EXERCISE. Look through the lines below and extract any with the word "reunion".

PROVIDED MATERIAL.
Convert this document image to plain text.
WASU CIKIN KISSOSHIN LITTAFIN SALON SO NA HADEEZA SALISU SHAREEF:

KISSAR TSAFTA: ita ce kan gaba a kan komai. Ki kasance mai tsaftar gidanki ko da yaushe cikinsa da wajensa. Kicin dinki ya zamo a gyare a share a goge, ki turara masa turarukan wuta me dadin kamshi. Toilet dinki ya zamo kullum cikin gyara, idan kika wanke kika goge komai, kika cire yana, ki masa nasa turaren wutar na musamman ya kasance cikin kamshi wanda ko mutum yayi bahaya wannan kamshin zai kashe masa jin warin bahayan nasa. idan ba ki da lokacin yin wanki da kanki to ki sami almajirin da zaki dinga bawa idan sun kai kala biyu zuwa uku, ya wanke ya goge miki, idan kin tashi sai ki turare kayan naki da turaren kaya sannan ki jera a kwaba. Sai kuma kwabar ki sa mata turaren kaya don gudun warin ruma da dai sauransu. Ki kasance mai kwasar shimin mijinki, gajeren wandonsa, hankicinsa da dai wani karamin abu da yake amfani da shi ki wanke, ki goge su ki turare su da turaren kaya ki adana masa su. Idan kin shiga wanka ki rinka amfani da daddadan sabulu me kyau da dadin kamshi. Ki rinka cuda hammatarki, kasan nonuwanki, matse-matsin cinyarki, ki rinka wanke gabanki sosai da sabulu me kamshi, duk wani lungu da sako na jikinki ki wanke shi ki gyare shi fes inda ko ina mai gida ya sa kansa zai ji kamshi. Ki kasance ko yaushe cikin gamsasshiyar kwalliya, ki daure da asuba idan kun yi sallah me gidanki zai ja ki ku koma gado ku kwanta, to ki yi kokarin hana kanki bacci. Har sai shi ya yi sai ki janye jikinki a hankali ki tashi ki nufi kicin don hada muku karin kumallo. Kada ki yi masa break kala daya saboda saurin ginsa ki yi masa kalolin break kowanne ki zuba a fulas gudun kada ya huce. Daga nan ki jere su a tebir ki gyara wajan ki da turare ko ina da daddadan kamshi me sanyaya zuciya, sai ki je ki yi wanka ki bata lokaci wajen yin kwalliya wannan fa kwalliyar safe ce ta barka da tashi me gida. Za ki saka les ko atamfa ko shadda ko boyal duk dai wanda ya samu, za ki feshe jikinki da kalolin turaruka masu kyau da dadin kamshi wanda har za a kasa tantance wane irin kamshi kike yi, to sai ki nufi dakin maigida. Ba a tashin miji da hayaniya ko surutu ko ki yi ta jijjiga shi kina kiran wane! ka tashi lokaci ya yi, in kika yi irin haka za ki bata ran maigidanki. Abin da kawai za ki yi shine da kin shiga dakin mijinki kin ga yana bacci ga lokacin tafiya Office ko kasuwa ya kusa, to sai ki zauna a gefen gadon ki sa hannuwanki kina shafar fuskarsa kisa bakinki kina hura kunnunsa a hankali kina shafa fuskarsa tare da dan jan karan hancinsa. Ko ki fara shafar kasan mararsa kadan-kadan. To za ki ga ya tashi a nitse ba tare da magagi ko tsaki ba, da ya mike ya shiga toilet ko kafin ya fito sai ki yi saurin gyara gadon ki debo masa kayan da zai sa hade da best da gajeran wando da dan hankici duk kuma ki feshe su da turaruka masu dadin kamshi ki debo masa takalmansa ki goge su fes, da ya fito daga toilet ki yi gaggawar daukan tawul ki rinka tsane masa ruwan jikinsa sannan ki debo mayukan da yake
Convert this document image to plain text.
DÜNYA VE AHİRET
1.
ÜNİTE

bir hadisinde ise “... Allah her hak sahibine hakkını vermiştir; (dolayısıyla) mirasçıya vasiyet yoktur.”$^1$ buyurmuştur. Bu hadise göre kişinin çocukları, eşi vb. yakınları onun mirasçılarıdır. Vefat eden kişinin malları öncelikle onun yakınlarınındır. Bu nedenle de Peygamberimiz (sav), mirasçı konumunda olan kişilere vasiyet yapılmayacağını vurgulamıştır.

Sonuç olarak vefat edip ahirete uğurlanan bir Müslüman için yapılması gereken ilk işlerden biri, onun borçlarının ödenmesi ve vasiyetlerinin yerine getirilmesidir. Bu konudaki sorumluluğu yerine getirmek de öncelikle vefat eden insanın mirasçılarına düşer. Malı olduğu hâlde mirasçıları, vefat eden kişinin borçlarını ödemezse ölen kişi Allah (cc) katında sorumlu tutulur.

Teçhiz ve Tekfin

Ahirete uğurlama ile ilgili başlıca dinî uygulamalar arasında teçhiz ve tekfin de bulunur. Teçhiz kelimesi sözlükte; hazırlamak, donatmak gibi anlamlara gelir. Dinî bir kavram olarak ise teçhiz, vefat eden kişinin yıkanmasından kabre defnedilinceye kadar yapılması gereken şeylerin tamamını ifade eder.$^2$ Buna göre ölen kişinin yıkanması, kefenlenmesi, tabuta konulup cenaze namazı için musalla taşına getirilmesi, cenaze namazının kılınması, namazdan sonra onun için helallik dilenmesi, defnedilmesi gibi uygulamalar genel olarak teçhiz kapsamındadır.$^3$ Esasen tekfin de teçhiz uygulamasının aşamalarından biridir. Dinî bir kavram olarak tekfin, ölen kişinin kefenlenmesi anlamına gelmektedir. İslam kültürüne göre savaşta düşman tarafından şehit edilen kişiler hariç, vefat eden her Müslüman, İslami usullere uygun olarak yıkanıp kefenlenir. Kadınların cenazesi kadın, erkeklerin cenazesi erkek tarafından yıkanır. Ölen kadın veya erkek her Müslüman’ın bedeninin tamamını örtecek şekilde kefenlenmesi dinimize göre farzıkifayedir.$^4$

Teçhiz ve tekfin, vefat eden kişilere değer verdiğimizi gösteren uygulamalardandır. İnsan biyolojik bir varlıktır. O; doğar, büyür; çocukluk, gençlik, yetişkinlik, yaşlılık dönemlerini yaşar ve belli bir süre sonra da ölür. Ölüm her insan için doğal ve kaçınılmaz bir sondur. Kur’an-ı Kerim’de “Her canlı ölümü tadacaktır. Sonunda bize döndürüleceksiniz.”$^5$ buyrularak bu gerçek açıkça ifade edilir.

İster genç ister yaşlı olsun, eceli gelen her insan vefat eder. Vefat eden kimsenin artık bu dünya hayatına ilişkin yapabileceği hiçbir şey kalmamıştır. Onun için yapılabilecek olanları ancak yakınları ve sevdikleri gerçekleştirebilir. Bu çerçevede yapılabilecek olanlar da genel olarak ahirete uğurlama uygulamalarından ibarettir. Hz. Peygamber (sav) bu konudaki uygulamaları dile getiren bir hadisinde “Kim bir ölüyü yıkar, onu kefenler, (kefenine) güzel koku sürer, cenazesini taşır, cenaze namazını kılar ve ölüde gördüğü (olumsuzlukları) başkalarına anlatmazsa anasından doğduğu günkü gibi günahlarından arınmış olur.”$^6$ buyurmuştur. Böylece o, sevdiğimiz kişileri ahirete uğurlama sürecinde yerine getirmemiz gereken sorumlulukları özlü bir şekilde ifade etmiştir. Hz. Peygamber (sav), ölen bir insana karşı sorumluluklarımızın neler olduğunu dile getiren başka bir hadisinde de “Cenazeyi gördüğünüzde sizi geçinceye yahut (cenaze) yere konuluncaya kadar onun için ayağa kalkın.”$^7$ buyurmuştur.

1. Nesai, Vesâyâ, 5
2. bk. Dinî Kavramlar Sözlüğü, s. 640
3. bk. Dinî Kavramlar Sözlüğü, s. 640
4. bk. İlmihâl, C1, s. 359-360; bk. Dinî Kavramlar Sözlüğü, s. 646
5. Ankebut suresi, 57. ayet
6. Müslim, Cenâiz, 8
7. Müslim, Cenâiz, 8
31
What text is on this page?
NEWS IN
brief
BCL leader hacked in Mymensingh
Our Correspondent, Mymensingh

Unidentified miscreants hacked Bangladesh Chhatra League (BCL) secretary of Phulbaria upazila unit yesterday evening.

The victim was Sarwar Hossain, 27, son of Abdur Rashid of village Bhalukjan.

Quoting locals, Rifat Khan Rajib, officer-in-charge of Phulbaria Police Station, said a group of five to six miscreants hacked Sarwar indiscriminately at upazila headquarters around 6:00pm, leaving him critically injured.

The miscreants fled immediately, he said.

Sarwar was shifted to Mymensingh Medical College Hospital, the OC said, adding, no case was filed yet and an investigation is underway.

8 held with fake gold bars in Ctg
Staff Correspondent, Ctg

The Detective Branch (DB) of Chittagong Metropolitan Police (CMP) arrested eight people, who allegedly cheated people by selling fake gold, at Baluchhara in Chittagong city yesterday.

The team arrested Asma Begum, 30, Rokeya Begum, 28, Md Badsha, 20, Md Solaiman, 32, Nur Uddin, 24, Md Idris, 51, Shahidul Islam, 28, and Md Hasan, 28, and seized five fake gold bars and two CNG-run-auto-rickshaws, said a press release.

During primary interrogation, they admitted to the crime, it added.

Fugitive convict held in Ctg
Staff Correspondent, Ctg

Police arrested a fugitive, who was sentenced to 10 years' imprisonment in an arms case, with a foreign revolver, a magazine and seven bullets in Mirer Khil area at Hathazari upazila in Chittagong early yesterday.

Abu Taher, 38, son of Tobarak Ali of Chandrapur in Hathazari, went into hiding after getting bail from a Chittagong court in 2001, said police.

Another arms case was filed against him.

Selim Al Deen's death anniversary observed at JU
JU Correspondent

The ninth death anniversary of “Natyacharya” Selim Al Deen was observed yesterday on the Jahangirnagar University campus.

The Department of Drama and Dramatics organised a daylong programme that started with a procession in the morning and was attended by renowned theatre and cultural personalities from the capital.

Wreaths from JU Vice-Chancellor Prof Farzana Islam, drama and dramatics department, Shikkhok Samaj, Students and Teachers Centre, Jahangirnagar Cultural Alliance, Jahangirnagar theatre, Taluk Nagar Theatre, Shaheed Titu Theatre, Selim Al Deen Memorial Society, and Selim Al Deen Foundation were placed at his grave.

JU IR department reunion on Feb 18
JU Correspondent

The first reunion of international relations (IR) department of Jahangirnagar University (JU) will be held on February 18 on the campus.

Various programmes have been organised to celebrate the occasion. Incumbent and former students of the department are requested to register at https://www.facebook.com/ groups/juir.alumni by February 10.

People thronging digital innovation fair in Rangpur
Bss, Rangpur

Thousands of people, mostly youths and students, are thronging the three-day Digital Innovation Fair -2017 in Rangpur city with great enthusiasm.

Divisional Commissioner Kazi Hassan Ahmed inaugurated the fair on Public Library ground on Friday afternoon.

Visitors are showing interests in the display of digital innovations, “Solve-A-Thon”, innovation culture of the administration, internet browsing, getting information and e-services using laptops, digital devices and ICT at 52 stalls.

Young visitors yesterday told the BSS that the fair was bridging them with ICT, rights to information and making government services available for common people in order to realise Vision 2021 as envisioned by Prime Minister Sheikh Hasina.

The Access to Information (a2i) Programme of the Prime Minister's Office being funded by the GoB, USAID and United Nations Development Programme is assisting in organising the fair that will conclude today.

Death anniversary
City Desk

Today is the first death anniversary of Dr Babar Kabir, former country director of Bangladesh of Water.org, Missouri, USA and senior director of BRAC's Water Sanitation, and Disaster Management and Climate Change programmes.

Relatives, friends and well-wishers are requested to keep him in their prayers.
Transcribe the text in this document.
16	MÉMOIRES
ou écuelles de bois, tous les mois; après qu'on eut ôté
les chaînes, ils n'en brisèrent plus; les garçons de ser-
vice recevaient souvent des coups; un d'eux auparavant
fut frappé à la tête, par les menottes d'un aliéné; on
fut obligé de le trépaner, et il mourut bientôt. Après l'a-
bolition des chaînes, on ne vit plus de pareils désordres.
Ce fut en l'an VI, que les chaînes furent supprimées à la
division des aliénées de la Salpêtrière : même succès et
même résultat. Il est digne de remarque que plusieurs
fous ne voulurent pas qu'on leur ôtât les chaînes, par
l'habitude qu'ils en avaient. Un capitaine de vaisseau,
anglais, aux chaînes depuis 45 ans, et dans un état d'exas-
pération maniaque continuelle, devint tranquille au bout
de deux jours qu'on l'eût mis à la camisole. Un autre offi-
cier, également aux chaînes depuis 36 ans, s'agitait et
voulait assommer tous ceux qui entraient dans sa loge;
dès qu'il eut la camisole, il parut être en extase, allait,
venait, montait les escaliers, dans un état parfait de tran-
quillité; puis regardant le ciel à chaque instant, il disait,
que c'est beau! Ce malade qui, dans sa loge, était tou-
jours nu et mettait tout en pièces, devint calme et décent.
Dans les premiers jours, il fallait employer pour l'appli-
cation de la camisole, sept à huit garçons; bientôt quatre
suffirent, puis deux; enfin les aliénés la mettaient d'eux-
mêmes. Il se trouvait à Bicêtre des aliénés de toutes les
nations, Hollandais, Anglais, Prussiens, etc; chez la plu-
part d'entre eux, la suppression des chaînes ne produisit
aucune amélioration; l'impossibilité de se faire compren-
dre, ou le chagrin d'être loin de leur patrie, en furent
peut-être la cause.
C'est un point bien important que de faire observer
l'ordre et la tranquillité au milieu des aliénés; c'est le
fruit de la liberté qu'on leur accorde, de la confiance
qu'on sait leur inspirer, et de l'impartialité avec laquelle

COMPLETE ANSWER.
JU IR department reunion on Feb 18
The first reunion of international relations (IR) department of Jahangirnagar University (JU) will be held on February 18 on the campus.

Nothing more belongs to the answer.